Below are the records; reproduce all of them exactly but without any images.

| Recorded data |
┄┄┄┄┄┄┄┄┄┄

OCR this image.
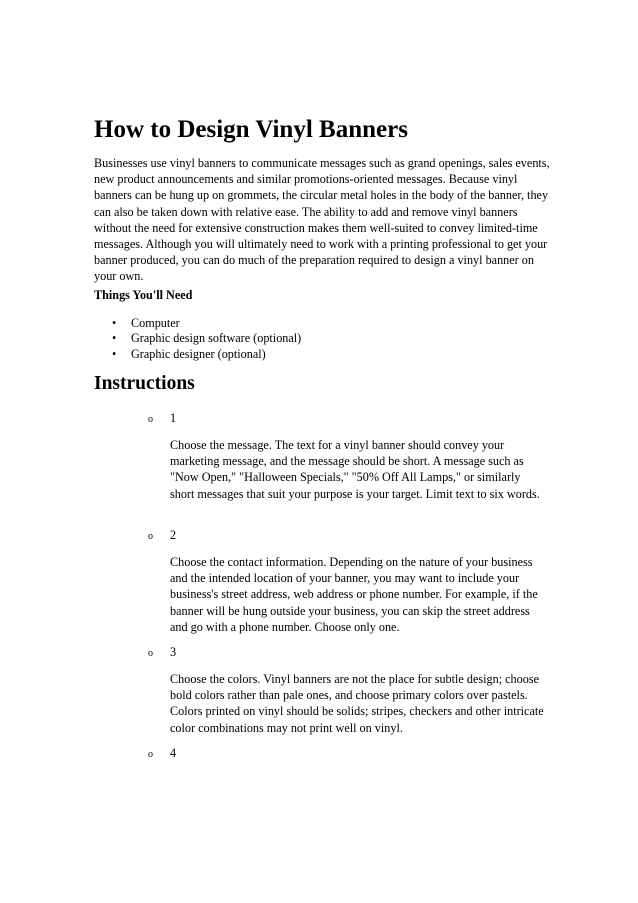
How to Design Vinyl Banners

Businesses use vinyl banners to communicate messages such as grand openings, sales events, new product announcements and similar promotions-oriented messages. Because vinyl banners can be hung up on grommets, the circular metal holes in the body of the banner, they can also be taken down with relative ease. The ability to add and remove vinyl banners without the need for extensive construction makes them well-suited to convey limited-time messages. Although you will ultimately need to work with a printing professional to get your banner produced, you can do much of the preparation required to design a vinyl banner on your own.

Things You'll Need

• Computer
• Graphic design software (optional)
• Graphic designer (optional)
Instructions
o 1

Choose the message. The text for a vinyl banner should convey your marketing message, and the message should be short. A message such as "Now Open," "Halloween Specials," "50% Off All Lamps," or similarly short messages that suit your purpose is your target. Limit text to six words.

o 2

Choose the contact information. Depending on the nature of your business and the intended location of your banner, you may want to include your business's street address, web address or phone number. For example, if the banner will be hung outside your business, you can skip the street address and go with a phone number. Choose only one.

o 3

Choose the colors. Vinyl banners are not the place for subtle design; choose bold colors rather than pale ones, and choose primary colors over pastels. Colors printed on vinyl should be solids; stripes, checkers and other intricate color combinations may not print well on vinyl.

o 4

┄┄┄┄┄┄┄┄┄┄

| FULL RESPONSE |
OCR this image.
How to Design Vinyl Banners

Businesses use vinyl banners to communicate messages such as grand openings, sales events, new product announcements and similar promotions-oriented messages. Because vinyl banners can be hung up on grommets, the circular metal holes in the body of the banner, they can also be taken down with relative ease. The ability to add and remove vinyl banners without the need for extensive construction makes them well-suited to convey limited-time messages. Although you will ultimately need to work with a printing professional to get your banner produced, you can do much of the preparation required to design a vinyl banner on your own.

Things You'll Need

• Computer
• Graphic design software (optional)
• Graphic designer (optional)
Instructions
o 1

Choose the message. The text for a vinyl banner should convey your marketing message, and the message should be short. A message such as "Now Open," "Halloween Specials," "50% Off All Lamps," or similarly short messages that suit your purpose is your target. Limit text to six words.

o 2

Choose the contact information. Depending on the nature of your business and the intended location of your banner, you may want to include your business's street address, web address or phone number. For example, if the banner will be hung outside your business, you can skip the street address and go with a phone number. Choose only one.

o 3

Choose the colors. Vinyl banners are not the place for subtle design; choose bold colors rather than pale ones, and choose primary colors over pastels. Colors printed on vinyl should be solids; stripes, checkers and other intricate color combinations may not print well on vinyl.

o 4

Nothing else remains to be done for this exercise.